→ **SELECTED PASSAGE**
[13/13] cpufreq: make sure frequency transitions are serialized

Message ID CAKohpomGNSA4Pyg6Pn2SiawXPe=wMU7hx0Y7phjfNDV8J+JrLw@mail.gmail.com
State New
Headers show

Commit Message

Viresh Kumar June 27, 2013, 4:56 a.m.
On 27 June 2013 03:27, Rafael J. Wysocki <rjw@sisk.pl> wrote:
> Well, now, seeing that the locking around this seems to be kind of haphazard,
> I'm wondering what prevents two different threads from doing CPUFREQ_PRECHANGE
> concurrently in such a way that thread A will check transition_ongoing
> and thread B will check transition_ongoing and then both will set it if it
> was 'false' before.  And then one of them will trigger the WARN() in
> CPUFREQ_POSTCHANGE.
>
> Is there any protection in place and if so then how does it work?

cpufreq_notify_transition() is called from driver->target() which is
called from __cpufreq_driver_target(). __cpufreq_driver_target()
is called directly by governors and cpufreq_driver_target() otherwise.

cpufreq_driver_target() implements proper locking and so it is fine.
__cpufreq_driver_target() is called from governors. From governors
it is is serialized in the sense two threads wouldn't call it at the same
time.

And so I thought this will work. But I just found a mistake in my code.
For multi-socket platforms with clock domains for sockets/clusters,
a single instance of transition_ongoing isn't enough and so this must
be embedded in struct cpufreq_policy.

Below patch must get this fixed (Attached).

-------------x---------------------x-----------------

From: Viresh Kumar <viresh.kumar@linaro.org>
Date: Wed, 19 Jun 2013 10:16:55 +0530
Subject: [PATCH] cpufreq: make sure frequency transitions are serialized

Whenever we are changing frequency of a cpu, we are calling PRECHANGE and
POSTCHANGE notifiers. They must be serialized. i.e. PRECHANGE or POSTCHANGE
shouldn't be called twice contiguously.

This can happen due to bugs in users of __cpufreq_driver_target() or actual
cpufreq drivers who are sending these notifiers.

This patch adds some protection against this. Now, we keep track of the last
transaction and see if something went wrong.

Signed-off-by: Viresh Kumar <viresh.kumar@linaro.org>
---
 drivers/cpufreq/cpufreq.c | 14 ++++++++++++++
 include/linux/cpufreq.h   |  1 +
 2 files changed, 15 insertions(+)

Comments

Rafael J. Wysocki June 27, 2013, 12:15 p.m. | #1
On Thursday, June 27, 2013 10:26:27 AM Viresh Kumar wrote:
> On 27 June 2013 03:27, Rafael J. Wysocki <rjw@sisk.pl> wrote:
> > Well, now, seeing that the locking around this seems to be kind of haphazard,
> > I'm wondering what prevents two different threads from doing CPUFREQ_PRECHANGE
> > concurrently in such a way that thread A will check transition_ongoing
> > and thread B will check transition_ongoing and then both will set it if it
> > was 'false' before.  And then one of them will trigger the WARN() in
> > CPUFREQ_POSTCHANGE.

→ **EXERCISE REQUIREMENTS**
[1] In the cpufreq thread, substitute "callbacks" for "notifiers" and write out the passage starting with "Whenever we are" and going on through "something went wrong.".
[2] Summarize the cpufreq thread in two sentences.
The data after this point comes from a separate source.

→ **DATA SUPPLIED**
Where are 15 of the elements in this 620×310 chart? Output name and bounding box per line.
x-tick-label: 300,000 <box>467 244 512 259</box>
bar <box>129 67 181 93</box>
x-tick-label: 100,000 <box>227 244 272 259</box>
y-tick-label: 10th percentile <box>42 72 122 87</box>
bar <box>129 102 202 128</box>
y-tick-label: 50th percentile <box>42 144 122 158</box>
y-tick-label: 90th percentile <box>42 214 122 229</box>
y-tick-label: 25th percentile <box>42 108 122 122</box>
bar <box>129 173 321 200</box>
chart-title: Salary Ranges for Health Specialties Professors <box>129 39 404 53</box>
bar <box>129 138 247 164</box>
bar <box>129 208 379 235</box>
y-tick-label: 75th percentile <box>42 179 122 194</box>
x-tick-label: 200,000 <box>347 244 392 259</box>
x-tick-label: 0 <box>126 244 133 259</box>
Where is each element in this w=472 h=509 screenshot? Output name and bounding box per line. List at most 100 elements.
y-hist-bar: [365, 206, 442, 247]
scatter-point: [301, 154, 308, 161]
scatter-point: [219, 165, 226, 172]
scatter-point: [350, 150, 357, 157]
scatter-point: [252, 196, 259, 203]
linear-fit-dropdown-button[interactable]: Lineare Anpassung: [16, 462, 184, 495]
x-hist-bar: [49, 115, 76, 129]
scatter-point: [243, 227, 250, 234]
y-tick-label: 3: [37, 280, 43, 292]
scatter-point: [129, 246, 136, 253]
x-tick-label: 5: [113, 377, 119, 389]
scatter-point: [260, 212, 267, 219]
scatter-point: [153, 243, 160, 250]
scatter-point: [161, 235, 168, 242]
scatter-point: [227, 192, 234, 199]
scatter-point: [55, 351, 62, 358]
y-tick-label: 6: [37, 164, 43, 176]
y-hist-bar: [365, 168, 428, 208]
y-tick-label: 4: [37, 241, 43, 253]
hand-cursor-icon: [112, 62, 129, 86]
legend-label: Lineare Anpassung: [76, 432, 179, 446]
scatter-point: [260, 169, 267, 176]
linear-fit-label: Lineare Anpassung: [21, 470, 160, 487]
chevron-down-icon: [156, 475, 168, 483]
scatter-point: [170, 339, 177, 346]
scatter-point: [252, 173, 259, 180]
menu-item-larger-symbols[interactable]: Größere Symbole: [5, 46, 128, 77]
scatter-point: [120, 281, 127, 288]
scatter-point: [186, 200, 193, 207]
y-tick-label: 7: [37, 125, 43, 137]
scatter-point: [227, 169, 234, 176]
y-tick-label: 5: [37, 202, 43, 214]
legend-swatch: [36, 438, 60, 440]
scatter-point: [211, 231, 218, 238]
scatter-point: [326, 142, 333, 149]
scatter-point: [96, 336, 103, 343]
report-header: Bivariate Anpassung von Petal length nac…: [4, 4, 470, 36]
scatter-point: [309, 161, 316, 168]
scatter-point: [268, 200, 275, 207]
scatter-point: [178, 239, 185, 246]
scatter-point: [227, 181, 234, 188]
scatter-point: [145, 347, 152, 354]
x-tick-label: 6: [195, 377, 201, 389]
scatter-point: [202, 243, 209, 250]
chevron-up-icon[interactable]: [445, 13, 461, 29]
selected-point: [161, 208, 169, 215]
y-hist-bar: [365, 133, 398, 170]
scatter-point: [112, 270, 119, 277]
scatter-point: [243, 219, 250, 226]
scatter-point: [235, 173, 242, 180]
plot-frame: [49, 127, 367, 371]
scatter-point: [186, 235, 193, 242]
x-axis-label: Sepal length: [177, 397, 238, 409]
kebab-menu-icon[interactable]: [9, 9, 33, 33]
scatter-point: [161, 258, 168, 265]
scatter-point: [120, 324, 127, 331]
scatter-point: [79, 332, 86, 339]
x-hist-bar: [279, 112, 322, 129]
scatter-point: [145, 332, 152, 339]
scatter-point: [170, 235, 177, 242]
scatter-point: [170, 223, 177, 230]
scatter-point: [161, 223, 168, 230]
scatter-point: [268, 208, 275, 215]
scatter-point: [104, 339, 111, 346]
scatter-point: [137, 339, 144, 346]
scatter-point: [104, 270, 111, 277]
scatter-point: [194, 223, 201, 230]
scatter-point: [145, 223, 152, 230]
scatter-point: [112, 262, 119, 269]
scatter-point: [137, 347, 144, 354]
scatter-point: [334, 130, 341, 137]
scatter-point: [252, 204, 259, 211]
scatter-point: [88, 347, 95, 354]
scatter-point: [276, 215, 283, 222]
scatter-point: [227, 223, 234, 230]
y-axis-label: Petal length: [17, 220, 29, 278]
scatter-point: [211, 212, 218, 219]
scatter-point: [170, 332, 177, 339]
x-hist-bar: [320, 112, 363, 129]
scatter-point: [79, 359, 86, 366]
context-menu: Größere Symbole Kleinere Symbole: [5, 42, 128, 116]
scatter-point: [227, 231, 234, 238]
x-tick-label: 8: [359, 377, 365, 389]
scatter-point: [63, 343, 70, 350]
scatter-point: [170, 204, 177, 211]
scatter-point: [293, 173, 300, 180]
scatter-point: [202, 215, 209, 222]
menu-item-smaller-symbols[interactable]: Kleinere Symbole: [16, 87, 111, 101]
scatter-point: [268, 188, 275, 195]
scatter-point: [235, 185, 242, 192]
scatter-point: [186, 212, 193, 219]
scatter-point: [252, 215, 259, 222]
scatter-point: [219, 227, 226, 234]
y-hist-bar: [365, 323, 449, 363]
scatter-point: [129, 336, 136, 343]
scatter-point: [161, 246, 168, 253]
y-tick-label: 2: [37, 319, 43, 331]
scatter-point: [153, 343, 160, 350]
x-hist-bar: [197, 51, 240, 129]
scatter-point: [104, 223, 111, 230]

→ **RESPONSES PER TASK**
[1]
Whenever we are changing frequency of a cpu, we are calling PRECHANGE and
POSTCHANGE callbacks. They must be serialized. i.e. PRECHANGE or POSTCHANGE
shouldn't be called twice contiguously.

This can happen due to bugs in users of __cpufreq_driver_target() or actual
cpufreq drivers who are sending these callbacks.

This patch adds some protection against this. Now, we keep track of the last
transaction and see if something went wrong.

[2] Rafael J. Wysocki asked what prevents two threads from doing CPUFREQ_PRECHANGE concurrently so that both set transition_ongoing and one triggers the WARN() in CPUFREQ_POSTCHANGE. Viresh Kumar replied that cpufreq_driver_target() implements proper locking and governors serialize their calls to __cpufreq_driver_target(), but he found that on multi-socket platforms a single transition_ongoing is not enough and must be embedded in struct cpufreq_policy, and his patch keeps track of the last transaction so PRECHANGE and POSTCHANGE notifiers are not called twice contiguously.